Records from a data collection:
[Begin]
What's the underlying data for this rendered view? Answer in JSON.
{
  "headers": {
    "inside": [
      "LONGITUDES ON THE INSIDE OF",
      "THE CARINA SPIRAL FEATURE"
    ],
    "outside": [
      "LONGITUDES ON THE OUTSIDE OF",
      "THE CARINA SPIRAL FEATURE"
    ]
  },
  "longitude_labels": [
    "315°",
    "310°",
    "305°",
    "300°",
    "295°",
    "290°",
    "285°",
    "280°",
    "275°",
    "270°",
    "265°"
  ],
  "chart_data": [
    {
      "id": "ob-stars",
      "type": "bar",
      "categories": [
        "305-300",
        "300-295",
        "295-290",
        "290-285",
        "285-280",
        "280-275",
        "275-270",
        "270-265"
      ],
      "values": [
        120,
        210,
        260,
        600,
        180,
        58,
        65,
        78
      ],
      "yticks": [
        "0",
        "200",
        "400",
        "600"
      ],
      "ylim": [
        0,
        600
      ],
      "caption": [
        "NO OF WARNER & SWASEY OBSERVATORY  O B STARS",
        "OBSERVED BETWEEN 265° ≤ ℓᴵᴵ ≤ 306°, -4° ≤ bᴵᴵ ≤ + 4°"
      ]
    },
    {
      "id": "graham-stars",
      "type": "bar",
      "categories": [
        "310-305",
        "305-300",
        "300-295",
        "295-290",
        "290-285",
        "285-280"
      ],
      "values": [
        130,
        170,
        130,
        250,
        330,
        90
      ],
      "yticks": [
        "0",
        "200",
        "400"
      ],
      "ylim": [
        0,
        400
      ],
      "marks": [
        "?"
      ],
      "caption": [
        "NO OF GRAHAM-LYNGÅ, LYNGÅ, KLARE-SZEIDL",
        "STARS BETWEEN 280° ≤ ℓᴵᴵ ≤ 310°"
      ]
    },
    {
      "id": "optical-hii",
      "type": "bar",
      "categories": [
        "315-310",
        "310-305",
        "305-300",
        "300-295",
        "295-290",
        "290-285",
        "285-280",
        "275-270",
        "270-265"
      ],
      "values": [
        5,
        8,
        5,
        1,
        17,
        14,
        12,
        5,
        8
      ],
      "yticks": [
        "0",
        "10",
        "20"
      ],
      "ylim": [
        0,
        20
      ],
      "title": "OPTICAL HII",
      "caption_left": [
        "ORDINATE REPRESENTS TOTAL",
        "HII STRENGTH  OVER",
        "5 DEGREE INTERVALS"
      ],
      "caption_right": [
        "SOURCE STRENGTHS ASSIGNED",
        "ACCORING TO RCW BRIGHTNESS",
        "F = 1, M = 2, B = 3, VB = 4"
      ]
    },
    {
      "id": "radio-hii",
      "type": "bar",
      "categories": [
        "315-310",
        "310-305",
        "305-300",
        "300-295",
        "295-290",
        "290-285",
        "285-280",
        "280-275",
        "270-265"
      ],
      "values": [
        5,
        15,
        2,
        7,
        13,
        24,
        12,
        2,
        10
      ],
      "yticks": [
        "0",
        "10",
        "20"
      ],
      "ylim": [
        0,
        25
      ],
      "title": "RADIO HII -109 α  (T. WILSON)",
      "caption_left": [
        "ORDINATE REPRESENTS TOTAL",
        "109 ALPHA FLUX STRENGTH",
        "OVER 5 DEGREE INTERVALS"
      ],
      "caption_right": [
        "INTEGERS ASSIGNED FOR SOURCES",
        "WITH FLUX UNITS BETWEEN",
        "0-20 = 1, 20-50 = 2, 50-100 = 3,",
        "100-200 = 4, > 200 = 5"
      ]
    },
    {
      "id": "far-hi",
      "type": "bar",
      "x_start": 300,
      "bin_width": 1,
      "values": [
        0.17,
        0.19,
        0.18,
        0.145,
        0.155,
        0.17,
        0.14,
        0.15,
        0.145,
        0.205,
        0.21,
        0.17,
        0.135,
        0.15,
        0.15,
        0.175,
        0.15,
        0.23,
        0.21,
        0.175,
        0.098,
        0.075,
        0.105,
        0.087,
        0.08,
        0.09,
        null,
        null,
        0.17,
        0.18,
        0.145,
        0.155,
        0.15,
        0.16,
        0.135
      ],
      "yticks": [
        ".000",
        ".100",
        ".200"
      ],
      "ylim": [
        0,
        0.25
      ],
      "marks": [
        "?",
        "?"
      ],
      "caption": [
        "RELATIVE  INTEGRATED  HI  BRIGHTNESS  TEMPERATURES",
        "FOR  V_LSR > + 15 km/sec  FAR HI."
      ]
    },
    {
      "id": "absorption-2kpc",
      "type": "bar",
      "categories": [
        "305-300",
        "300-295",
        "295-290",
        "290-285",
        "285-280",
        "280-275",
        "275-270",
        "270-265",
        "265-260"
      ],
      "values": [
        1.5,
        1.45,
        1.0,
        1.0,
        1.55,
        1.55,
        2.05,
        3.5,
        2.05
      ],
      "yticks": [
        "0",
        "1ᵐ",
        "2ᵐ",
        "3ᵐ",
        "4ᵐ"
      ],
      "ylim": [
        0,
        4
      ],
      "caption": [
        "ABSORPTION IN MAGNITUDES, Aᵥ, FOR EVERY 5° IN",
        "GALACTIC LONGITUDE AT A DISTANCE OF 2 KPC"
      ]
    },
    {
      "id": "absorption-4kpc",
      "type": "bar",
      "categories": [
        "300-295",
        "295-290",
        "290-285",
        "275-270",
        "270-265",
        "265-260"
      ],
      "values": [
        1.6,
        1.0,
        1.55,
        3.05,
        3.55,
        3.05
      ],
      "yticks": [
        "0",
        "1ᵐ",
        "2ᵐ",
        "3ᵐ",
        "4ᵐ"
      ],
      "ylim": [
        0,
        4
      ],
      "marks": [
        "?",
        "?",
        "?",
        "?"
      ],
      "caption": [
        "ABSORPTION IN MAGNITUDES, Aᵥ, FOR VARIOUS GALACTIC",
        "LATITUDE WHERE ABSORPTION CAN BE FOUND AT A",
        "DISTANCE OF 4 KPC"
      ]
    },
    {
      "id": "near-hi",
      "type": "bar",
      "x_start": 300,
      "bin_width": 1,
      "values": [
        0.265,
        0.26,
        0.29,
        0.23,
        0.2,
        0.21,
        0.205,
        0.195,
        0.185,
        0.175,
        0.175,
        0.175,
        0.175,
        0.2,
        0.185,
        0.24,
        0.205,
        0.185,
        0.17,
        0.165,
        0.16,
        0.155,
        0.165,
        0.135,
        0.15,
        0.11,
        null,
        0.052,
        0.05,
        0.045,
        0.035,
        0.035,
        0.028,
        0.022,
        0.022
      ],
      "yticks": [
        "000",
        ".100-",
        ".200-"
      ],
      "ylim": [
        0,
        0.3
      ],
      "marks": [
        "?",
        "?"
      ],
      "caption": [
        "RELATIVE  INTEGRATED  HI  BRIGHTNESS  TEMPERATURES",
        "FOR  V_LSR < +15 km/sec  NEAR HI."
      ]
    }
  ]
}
[End]
Reproduce the material above, every line of it, exactly.

### RESULT BELOW
What's the underlying data for this rendered view? Answer in JSON.
{
  "headers": {
    "inside": [
      "LONGITUDES ON THE INSIDE OF",
      "THE CARINA SPIRAL FEATURE"
    ],
    "outside": [
      "LONGITUDES ON THE OUTSIDE OF",
      "THE CARINA SPIRAL FEATURE"
    ]
  },
  "longitude_labels": [
    "315°",
    "310°",
    "305°",
    "300°",
    "295°",
    "290°",
    "285°",
    "280°",
    "275°",
    "270°",
    "265°"
  ],
  "chart_data": [
    {
      "id": "ob-stars",
      "type": "bar",
      "categories": [
        "305-300",
        "300-295",
        "295-290",
        "290-285",
        "285-280",
        "280-275",
        "275-270",
        "270-265"
      ],
      "values": [
        120,
        210,
        260,
        600,
        180,
        58,
        65,
        78
      ],
      "yticks": [
        "0",
        "200",
        "400",
        "600"
      ],
      "ylim": [
        0,
        600
      ],
      "caption": [
        "NO OF WARNER & SWASEY OBSERVATORY  O B STARS",
        "OBSERVED BETWEEN 265° ≤ ℓᴵᴵ ≤ 306°, -4° ≤ bᴵᴵ ≤ + 4°"
      ]
    },
    {
      "id": "graham-stars",
      "type": "bar",
      "categories": [
        "310-305",
        "305-300",
        "300-295",
        "295-290",
        "290-285",
        "285-280"
      ],
      "values": [
        130,
        170,
        130,
        250,
        330,
        90
      ],
      "yticks": [
        "0",
        "200",
        "400"
      ],
      "ylim": [
        0,
        400
      ],
      "marks": [
        "?"
      ],
      "caption": [
        "NO OF GRAHAM-LYNGÅ, LYNGÅ, KLARE-SZEIDL",
        "STARS BETWEEN 280° ≤ ℓᴵᴵ ≤ 310°"
      ]
    },
    {
      "id": "optical-hii",
      "type": "bar",
      "categories": [
        "315-310",
        "310-305",
        "305-300",
        "300-295",
        "295-290",
        "290-285",
        "285-280",
        "275-270",
        "270-265"
      ],
      "values": [
        5,
        8,
        5,
        1,
        17,
        14,
        12,
        5,
        8
      ],
      "yticks": [
        "0",
        "10",
        "20"
      ],
      "ylim": [
        0,
        20
      ],
      "title": "OPTICAL HII",
      "caption_left": [
        "ORDINATE REPRESENTS TOTAL",
        "HII STRENGTH  OVER",
        "5 DEGREE INTERVALS"
      ],
      "caption_right": [
        "SOURCE STRENGTHS ASSIGNED",
        "ACCORING TO RCW BRIGHTNESS",
        "F = 1, M = 2, B = 3, VB = 4"
      ]
    },
    {
      "id": "radio-hii",
      "type": "bar",
      "categories": [
        "315-310",
        "310-305",
        "305-300",
        "300-295",
        "295-290",
        "290-285",
        "285-280",
        "280-275",
        "270-265"
      ],
      "values": [
        5,
        15,
        2,
        7,
        13,
        24,
        12,
        2,
        10
      ],
      "yticks": [
        "0",
        "10",
        "20"
      ],
      "ylim": [
        0,
        25
      ],
      "title": "RADIO HII -109 α  (T. WILSON)",
      "caption_left": [
        "ORDINATE REPRESENTS TOTAL",
        "109 ALPHA FLUX STRENGTH",
        "OVER 5 DEGREE INTERVALS"
      ],
      "caption_right": [
        "INTEGERS ASSIGNED FOR SOURCES",
        "WITH FLUX UNITS BETWEEN",
        "0-20 = 1, 20-50 = 2, 50-100 = 3,",
        "100-200 = 4, > 200 = 5"
      ]
    },
    {
      "id": "far-hi",
      "type": "bar",
      "x_start": 300,
      "bin_width": 1,
      "values": [
        0.17,
        0.19,
        0.18,
        0.145,
        0.155,
        0.17,
        0.14,
        0.15,
        0.145,
        0.205,
        0.21,
        0.17,
        0.135,
        0.15,
        0.15,
        0.175,
        0.15,
        0.23,
        0.21,
        0.175,
        0.098,
        0.075,
        0.105,
        0.087,
        0.08,
        0.09,
        null,
        null,
        0.17,
        0.18,
        0.145,
        0.155,
        0.15,
        0.16,
        0.135
      ],
      "yticks": [
        ".000",
        ".100",
        ".200"
      ],
      "ylim": [
        0,
        0.25
      ],
      "marks": [
        "?",
        "?"
      ],
      "caption": [
        "RELATIVE  INTEGRATED  HI  BRIGHTNESS  TEMPERATURES",
        "FOR  V_LSR > + 15 km/sec  FAR HI."
      ]
    },
    {
      "id": "absorption-2kpc",
      "type": "bar",
      "categories": [
        "305-300",
        "300-295",
        "295-290",
        "290-285",
        "285-280",
        "280-275",
        "275-270",
        "270-265",
        "265-260"
      ],
      "values": [
        1.5,
        1.45,
        1.0,
        1.0,
        1.55,
        1.55,
        2.05,
        3.5,
        2.05
      ],
      "yticks": [
        "0",
        "1ᵐ",
        "2ᵐ",
        "3ᵐ",
        "4ᵐ"
      ],
      "ylim": [
        0,
        4
      ],
      "caption": [
        "ABSORPTION IN MAGNITUDES, Aᵥ, FOR EVERY 5° IN",
        "GALACTIC LONGITUDE AT A DISTANCE OF 2 KPC"
      ]
    },
    {
      "id": "absorption-4kpc",
      "type": "bar",
      "categories": [
        "300-295",
        "295-290",
        "290-285",
        "275-270",
        "270-265",
        "265-260"
      ],
      "values": [
        1.6,
        1.0,
        1.55,
        3.05,
        3.55,
        3.05
      ],
      "yticks": [
        "0",
        "1ᵐ",
        "2ᵐ",
        "3ᵐ",
        "4ᵐ"
      ],
      "ylim": [
        0,
        4
      ],
      "marks": [
        "?",
        "?",
        "?",
        "?"
      ],
      "caption": [
        "ABSORPTION IN MAGNITUDES, Aᵥ, FOR VARIOUS GALACTIC",
        "LATITUDE WHERE ABSORPTION CAN BE FOUND AT A",
        "DISTANCE OF 4 KPC"
      ]
    },
    {
      "id": "near-hi",
      "type": "bar",
      "x_start": 300,
      "bin_width": 1,
      "values": [
        0.265,
        0.26,
        0.29,
        0.23,
        0.2,
        0.21,
        0.205,
        0.195,
        0.185,
        0.175,
        0.175,
        0.175,
        0.175,
        0.2,
        0.185,
        0.24,
        0.205,
        0.185,
        0.17,
        0.165,
        0.16,
        0.155,
        0.165,
        0.135,
        0.15,
        0.11,
        null,
        0.052,
        0.05,
        0.045,
        0.035,
        0.035,
        0.028,
        0.022,
        0.022
      ],
      "yticks": [
        "000",
        ".100-",
        ".200-"
      ],
      "ylim": [
        0,
        0.3
      ],
      "marks": [
        "?",
        "?"
      ],
      "caption": [
        "RELATIVE  INTEGRATED  HI  BRIGHTNESS  TEMPERATURES",
        "FOR  V_LSR < +15 km/sec  NEAR HI."
      ]
    }
  ]
}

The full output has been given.